Given problem => Look through the records that follow. Copy every line containing the word "Kindersoccer".

Supplied data =>
---+---

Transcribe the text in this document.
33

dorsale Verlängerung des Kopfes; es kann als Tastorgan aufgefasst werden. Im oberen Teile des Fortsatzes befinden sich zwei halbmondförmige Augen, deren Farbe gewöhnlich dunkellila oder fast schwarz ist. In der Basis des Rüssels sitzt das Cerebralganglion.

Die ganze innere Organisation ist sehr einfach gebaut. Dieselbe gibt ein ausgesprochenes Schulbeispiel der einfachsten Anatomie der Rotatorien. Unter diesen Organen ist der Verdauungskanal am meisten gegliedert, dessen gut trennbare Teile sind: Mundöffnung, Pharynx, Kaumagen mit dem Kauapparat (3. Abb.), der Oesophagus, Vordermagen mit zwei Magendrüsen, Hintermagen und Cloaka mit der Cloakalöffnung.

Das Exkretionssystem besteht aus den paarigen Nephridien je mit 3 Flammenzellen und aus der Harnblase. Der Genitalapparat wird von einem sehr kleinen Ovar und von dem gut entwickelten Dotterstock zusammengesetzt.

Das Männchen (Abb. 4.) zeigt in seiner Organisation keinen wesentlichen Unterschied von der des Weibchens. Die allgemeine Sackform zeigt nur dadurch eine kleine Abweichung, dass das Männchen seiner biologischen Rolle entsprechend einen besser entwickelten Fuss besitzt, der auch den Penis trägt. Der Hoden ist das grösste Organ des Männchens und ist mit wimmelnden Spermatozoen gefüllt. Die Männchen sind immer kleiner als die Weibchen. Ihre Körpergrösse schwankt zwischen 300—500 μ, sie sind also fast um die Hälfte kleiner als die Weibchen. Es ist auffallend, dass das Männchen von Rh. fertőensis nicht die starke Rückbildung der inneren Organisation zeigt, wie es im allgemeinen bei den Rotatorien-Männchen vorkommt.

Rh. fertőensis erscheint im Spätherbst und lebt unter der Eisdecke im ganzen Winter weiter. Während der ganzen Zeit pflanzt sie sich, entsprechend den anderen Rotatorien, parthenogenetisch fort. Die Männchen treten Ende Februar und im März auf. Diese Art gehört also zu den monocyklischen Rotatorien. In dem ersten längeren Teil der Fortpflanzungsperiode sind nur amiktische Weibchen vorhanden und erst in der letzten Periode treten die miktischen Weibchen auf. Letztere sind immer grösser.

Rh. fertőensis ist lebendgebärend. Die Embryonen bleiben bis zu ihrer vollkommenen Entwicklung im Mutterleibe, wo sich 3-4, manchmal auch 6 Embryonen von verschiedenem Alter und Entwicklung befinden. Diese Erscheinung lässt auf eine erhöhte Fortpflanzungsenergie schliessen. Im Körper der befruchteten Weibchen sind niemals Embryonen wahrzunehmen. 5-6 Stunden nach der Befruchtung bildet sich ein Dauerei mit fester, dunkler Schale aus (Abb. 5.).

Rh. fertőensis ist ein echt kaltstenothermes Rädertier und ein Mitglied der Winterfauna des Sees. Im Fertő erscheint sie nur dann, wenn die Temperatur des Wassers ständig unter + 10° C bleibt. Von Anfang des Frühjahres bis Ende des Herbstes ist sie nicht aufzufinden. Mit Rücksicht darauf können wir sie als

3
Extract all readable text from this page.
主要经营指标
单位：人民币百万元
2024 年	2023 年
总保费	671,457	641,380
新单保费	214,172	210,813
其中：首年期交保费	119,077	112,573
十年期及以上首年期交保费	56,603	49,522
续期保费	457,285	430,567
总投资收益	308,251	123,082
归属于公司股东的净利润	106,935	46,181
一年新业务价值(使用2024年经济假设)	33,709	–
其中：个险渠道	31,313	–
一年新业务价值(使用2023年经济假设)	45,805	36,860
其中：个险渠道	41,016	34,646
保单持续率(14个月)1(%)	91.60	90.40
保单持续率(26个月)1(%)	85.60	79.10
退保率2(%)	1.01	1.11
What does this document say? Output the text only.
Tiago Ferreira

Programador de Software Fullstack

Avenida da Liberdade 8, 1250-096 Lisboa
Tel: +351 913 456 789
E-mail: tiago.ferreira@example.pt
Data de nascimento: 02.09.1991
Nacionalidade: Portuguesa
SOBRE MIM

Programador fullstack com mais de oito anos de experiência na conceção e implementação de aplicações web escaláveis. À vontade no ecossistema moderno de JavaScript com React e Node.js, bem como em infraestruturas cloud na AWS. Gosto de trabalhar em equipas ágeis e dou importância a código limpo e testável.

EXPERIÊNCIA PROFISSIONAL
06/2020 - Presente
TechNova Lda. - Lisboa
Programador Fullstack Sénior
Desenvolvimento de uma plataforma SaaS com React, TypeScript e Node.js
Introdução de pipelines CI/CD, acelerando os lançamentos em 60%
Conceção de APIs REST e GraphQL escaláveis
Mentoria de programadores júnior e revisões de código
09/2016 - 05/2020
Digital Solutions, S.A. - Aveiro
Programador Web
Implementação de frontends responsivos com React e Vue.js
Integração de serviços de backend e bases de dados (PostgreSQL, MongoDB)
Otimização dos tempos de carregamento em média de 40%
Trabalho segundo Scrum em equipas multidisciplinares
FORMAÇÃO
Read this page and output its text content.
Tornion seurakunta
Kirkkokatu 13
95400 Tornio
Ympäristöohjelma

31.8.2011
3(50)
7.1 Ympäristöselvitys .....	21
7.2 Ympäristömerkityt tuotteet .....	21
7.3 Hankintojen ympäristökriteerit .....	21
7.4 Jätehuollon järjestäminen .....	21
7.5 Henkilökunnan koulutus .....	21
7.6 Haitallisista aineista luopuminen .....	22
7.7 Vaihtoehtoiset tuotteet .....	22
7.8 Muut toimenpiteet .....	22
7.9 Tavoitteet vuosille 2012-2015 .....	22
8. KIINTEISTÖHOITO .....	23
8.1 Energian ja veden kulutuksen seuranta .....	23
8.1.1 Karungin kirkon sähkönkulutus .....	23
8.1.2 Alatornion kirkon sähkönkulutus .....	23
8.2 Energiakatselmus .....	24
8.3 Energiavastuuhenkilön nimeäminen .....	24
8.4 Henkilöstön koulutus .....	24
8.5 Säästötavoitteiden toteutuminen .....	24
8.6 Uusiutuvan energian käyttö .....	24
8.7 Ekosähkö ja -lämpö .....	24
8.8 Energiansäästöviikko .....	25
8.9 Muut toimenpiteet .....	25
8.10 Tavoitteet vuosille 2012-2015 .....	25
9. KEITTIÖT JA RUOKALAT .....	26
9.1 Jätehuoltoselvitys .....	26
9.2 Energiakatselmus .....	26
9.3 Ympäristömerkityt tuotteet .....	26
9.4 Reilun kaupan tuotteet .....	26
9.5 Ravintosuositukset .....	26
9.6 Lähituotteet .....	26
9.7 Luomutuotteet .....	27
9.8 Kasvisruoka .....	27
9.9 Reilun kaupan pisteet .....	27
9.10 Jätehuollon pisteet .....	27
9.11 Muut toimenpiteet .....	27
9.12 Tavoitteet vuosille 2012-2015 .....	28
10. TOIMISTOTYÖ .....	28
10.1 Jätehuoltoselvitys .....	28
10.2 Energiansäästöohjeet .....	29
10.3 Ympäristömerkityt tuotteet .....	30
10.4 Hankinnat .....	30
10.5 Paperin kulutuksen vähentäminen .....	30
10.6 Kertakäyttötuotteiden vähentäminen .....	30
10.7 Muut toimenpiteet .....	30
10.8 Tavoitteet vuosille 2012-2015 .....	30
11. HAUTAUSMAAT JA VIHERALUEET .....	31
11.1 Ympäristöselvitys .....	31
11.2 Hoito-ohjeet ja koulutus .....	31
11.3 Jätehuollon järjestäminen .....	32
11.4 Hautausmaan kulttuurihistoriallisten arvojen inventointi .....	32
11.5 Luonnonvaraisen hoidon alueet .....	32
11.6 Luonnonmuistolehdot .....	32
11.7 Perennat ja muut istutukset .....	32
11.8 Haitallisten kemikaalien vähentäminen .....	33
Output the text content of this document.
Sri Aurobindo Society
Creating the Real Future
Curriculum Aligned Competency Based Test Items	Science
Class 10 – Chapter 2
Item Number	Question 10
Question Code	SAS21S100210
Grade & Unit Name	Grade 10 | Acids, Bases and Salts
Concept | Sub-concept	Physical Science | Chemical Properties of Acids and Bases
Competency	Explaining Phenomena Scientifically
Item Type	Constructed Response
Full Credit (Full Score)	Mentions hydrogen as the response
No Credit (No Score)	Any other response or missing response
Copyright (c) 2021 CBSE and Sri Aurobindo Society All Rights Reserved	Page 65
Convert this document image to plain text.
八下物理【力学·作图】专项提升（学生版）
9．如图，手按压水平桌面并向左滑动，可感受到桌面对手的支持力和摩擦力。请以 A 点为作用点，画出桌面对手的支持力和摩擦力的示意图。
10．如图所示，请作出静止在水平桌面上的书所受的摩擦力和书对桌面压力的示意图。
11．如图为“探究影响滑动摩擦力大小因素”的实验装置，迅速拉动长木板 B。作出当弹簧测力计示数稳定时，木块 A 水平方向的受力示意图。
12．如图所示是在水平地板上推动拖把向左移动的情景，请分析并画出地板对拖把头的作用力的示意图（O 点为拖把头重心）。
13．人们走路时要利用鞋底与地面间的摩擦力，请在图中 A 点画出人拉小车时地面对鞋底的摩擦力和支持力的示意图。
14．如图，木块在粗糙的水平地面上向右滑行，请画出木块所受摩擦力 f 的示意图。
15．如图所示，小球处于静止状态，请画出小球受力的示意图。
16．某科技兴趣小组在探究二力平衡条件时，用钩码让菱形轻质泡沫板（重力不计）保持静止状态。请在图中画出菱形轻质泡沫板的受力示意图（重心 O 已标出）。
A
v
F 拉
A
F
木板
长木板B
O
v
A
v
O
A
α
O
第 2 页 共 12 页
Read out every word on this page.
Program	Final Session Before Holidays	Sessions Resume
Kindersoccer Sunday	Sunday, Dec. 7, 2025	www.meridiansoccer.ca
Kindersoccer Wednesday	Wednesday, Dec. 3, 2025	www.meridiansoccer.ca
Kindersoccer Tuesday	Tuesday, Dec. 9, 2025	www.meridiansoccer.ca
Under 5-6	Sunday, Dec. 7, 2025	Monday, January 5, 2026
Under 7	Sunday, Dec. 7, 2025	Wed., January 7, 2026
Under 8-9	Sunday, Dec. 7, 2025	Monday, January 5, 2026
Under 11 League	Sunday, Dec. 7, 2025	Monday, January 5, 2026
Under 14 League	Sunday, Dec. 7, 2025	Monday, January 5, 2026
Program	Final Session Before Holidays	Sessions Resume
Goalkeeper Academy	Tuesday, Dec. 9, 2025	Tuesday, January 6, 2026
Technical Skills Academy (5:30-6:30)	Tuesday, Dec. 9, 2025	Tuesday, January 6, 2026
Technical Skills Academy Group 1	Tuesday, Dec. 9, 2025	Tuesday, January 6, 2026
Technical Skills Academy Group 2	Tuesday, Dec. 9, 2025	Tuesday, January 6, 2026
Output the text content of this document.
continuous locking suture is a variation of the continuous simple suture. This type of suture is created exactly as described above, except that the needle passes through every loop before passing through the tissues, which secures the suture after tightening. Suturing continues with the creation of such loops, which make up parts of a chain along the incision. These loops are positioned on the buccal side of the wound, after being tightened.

---+---

Finished exercise =>
Kindersoccer Sunday	Sunday, Dec. 7, 2025	www.meridiansoccer.ca
Kindersoccer Wednesday	Wednesday, Dec. 3, 2025	www.meridiansoccer.ca
Kindersoccer Tuesday	Tuesday, Dec. 9, 2025	www.meridiansoccer.ca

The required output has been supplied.